Using the data below, repeat all of it precisely.
------ Data to process
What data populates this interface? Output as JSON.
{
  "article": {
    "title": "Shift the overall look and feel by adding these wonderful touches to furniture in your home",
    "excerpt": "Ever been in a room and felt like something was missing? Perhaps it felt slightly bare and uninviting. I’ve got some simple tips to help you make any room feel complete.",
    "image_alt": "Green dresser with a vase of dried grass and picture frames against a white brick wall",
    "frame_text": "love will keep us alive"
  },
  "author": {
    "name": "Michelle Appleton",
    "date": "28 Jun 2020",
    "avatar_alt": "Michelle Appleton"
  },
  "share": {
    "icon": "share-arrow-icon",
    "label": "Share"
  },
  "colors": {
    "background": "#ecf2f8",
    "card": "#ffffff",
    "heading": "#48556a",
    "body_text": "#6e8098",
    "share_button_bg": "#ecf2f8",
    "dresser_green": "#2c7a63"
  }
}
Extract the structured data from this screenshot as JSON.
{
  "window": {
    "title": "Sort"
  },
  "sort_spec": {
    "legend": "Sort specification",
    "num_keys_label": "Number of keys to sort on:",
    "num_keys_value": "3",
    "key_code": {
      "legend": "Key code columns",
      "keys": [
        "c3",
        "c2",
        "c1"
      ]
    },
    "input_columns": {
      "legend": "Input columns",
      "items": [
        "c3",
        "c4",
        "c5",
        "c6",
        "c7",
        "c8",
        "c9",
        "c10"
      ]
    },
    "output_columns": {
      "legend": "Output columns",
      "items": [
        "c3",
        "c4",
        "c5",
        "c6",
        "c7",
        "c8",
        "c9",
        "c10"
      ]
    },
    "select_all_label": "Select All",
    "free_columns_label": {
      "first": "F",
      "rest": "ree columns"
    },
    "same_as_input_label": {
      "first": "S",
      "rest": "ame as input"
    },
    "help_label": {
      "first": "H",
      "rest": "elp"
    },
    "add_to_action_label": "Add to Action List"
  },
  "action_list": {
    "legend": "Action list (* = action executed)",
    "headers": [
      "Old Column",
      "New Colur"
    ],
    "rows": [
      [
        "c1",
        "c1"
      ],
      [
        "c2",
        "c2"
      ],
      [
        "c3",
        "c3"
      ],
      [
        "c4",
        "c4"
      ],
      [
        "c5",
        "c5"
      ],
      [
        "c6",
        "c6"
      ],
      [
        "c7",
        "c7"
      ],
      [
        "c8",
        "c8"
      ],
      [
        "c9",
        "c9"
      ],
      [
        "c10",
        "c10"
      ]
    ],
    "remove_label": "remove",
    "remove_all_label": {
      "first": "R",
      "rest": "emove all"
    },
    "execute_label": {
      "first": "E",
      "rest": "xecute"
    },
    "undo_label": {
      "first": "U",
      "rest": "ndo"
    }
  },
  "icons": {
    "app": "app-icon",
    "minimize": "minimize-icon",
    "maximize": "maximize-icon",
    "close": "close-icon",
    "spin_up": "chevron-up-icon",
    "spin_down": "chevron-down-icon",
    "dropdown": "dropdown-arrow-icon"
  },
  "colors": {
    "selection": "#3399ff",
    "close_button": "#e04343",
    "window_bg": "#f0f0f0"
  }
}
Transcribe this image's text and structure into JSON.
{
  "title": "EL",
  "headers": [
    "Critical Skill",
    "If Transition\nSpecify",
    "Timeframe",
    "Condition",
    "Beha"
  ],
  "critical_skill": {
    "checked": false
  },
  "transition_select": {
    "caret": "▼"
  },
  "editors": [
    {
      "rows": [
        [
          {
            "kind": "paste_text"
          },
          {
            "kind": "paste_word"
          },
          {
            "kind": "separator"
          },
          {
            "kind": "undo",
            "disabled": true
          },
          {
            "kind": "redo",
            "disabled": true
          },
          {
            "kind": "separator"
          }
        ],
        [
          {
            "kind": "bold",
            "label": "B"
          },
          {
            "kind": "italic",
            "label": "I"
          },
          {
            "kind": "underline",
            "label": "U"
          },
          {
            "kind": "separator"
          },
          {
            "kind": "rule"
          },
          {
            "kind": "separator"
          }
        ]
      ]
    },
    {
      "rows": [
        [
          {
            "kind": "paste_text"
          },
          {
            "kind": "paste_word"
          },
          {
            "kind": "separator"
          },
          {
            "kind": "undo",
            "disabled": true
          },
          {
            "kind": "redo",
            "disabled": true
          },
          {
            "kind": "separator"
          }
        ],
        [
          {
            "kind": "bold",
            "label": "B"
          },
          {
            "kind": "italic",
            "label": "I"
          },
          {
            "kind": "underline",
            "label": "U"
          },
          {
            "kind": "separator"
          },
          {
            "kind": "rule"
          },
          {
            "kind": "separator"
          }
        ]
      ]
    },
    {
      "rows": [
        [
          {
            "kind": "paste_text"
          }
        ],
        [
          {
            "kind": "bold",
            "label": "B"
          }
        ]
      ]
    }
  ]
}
------------
▸ The reply
What data populates this interface? Output as JSON.
{
  "article": {
    "title": "Shift the overall look and feel by adding these wonderful touches to furniture in your home",
    "excerpt": "Ever been in a room and felt like something was missing? Perhaps it felt slightly bare and uninviting. I’ve got some simple tips to help you make any room feel complete.",
    "image_alt": "Green dresser with a vase of dried grass and picture frames against a white brick wall",
    "frame_text": "love will keep us alive"
  },
  "author": {
    "name": "Michelle Appleton",
    "date": "28 Jun 2020",
    "avatar_alt": "Michelle Appleton"
  },
  "share": {
    "icon": "share-arrow-icon",
    "label": "Share"
  },
  "colors": {
    "background": "#ecf2f8",
    "card": "#ffffff",
    "heading": "#48556a",
    "body_text": "#6e8098",
    "share_button_bg": "#ecf2f8",
    "dresser_green": "#2c7a63"
  }
}
Extract the structured data from this screenshot as JSON.
{
  "window": {
    "title": "Sort"
  },
  "sort_spec": {
    "legend": "Sort specification",
    "num_keys_label": "Number of keys to sort on:",
    "num_keys_value": "3",
    "key_code": {
      "legend": "Key code columns",
      "keys": [
        "c3",
        "c2",
        "c1"
      ]
    },
    "input_columns": {
      "legend": "Input columns",
      "items": [
        "c3",
        "c4",
        "c5",
        "c6",
        "c7",
        "c8",
        "c9",
        "c10"
      ]
    },
    "output_columns": {
      "legend": "Output columns",
      "items": [
        "c3",
        "c4",
        "c5",
        "c6",
        "c7",
        "c8",
        "c9",
        "c10"
      ]
    },
    "select_all_label": "Select All",
    "free_columns_label": {
      "first": "F",
      "rest": "ree columns"
    },
    "same_as_input_label": {
      "first": "S",
      "rest": "ame as input"
    },
    "help_label": {
      "first": "H",
      "rest": "elp"
    },
    "add_to_action_label": "Add to Action List"
  },
  "action_list": {
    "legend": "Action list (* = action executed)",
    "headers": [
      "Old Column",
      "New Colur"
    ],
    "rows": [
      [
        "c1",
        "c1"
      ],
      [
        "c2",
        "c2"
      ],
      [
        "c3",
        "c3"
      ],
      [
        "c4",
        "c4"
      ],
      [
        "c5",
        "c5"
      ],
      [
        "c6",
        "c6"
      ],
      [
        "c7",
        "c7"
      ],
      [
        "c8",
        "c8"
      ],
      [
        "c9",
        "c9"
      ],
      [
        "c10",
        "c10"
      ]
    ],
    "remove_label": "remove",
    "remove_all_label": {
      "first": "R",
      "rest": "emove all"
    },
    "execute_label": {
      "first": "E",
      "rest": "xecute"
    },
    "undo_label": {
      "first": "U",
      "rest": "ndo"
    }
  },
  "icons": {
    "app": "app-icon",
    "minimize": "minimize-icon",
    "maximize": "maximize-icon",
    "close": "close-icon",
    "spin_up": "chevron-up-icon",
    "spin_down": "chevron-down-icon",
    "dropdown": "dropdown-arrow-icon"
  },
  "colors": {
    "selection": "#3399ff",
    "close_button": "#e04343",
    "window_bg": "#f0f0f0"
  }
}
Transcribe this image's text and structure into JSON.
{
  "title": "EL",
  "headers": [
    "Critical Skill",
    "If Transition\nSpecify",
    "Timeframe",
    "Condition",
    "Beha"
  ],
  "critical_skill": {
    "checked": false
  },
  "transition_select": {
    "caret": "▼"
  },
  "editors": [
    {
      "rows": [
        [
          {
            "kind": "paste_text"
          },
          {
            "kind": "paste_word"
          },
          {
            "kind": "separator"
          },
          {
            "kind": "undo",
            "disabled": true
          },
          {
            "kind": "redo",
            "disabled": true
          },
          {
            "kind": "separator"
          }
        ],
        [
          {
            "kind": "bold",
            "label": "B"
          },
          {
            "kind": "italic",
            "label": "I"
          },
          {
            "kind": "underline",
            "label": "U"
          },
          {
            "kind": "separator"
          },
          {
            "kind": "rule"
          },
          {
            "kind": "separator"
          }
        ]
      ]
    },
    {
      "rows": [
        [
          {
            "kind": "paste_text"
          },
          {
            "kind": "paste_word"
          },
          {
            "kind": "separator"
          },
          {
            "kind": "undo",
            "disabled": true
          },
          {
            "kind": "redo",
            "disabled": true
          },
          {
            "kind": "separator"
          }
        ],
        [
          {
            "kind": "bold",
            "label": "B"
          },
          {
            "kind": "italic",
            "label": "I"
          },
          {
            "kind": "underline",
            "label": "U"
          },
          {
            "kind": "separator"
          },
          {
            "kind": "rule"
          },
          {
            "kind": "separator"
          }
        ]
      ]
    },
    {
      "rows": [
        [
          {
            "kind": "paste_text"
          }
        ],
        [
          {
            "kind": "bold",
            "label": "B"
          }
        ]
      ]
    }
  ]
}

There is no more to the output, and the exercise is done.